> [What to do]
Show each line of the data below that has the string "detached" in it.
──────── Provided data
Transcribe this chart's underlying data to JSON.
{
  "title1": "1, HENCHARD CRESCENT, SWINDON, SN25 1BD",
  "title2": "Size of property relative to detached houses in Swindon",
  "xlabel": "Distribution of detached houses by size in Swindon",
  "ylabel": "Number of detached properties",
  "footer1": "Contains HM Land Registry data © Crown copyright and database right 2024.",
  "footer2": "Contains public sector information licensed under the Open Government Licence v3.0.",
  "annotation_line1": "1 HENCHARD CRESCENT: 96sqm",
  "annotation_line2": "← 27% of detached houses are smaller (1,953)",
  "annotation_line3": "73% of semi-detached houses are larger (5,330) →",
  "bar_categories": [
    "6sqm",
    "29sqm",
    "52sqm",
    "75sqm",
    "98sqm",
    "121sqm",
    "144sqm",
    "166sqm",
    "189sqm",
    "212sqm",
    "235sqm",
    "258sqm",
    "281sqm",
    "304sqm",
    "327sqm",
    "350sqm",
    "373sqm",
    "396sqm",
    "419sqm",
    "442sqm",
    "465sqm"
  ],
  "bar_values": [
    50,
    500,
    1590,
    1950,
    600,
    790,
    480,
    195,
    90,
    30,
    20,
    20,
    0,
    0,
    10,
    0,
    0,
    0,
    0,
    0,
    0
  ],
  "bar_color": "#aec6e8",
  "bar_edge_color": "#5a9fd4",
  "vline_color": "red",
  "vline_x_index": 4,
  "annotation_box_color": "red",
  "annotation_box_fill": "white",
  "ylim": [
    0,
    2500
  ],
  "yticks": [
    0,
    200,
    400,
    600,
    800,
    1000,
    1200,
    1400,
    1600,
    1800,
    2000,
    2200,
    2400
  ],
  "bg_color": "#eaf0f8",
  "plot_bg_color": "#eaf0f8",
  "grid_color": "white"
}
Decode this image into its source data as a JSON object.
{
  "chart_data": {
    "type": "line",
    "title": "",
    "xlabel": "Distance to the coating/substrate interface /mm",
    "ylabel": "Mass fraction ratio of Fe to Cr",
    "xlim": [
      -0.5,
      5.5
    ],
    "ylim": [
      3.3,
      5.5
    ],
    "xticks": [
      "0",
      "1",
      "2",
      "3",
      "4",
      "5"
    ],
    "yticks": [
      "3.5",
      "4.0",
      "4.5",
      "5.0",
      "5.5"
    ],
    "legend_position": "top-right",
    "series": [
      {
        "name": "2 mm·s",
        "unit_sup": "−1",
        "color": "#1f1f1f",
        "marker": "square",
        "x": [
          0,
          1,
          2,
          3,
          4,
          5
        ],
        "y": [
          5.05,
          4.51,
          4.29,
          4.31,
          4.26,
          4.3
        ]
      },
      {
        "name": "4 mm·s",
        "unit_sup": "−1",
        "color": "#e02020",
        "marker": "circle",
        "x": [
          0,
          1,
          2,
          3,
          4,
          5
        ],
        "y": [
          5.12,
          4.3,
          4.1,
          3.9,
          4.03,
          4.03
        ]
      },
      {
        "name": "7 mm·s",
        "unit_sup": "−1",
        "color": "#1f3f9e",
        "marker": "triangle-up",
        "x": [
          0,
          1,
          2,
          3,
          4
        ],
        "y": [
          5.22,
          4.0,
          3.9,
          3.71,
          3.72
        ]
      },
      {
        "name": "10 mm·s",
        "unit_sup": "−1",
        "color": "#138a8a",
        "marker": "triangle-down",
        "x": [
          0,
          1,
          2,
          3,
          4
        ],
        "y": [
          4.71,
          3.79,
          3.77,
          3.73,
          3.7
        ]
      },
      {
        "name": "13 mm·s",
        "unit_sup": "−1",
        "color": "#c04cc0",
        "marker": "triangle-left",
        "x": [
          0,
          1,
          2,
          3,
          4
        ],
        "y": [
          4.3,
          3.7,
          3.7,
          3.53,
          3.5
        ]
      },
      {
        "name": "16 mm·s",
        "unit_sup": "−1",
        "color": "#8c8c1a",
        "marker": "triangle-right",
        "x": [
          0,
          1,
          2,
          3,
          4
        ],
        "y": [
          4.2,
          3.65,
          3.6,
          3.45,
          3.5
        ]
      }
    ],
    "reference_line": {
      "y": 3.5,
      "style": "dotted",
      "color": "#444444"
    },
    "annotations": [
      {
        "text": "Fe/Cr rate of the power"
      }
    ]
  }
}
────────────────
> [Finished task]
  "title2": "Size of property relative to detached houses in Swindon",
  "xlabel": "Distribution of detached houses by size in Swindon",
  "ylabel": "Number of detached properties",
  "annotation_line2": "← 27% of detached houses are smaller (1,953)",
  "annotation_line3": "73% of semi-detached houses are larger (5,330) →",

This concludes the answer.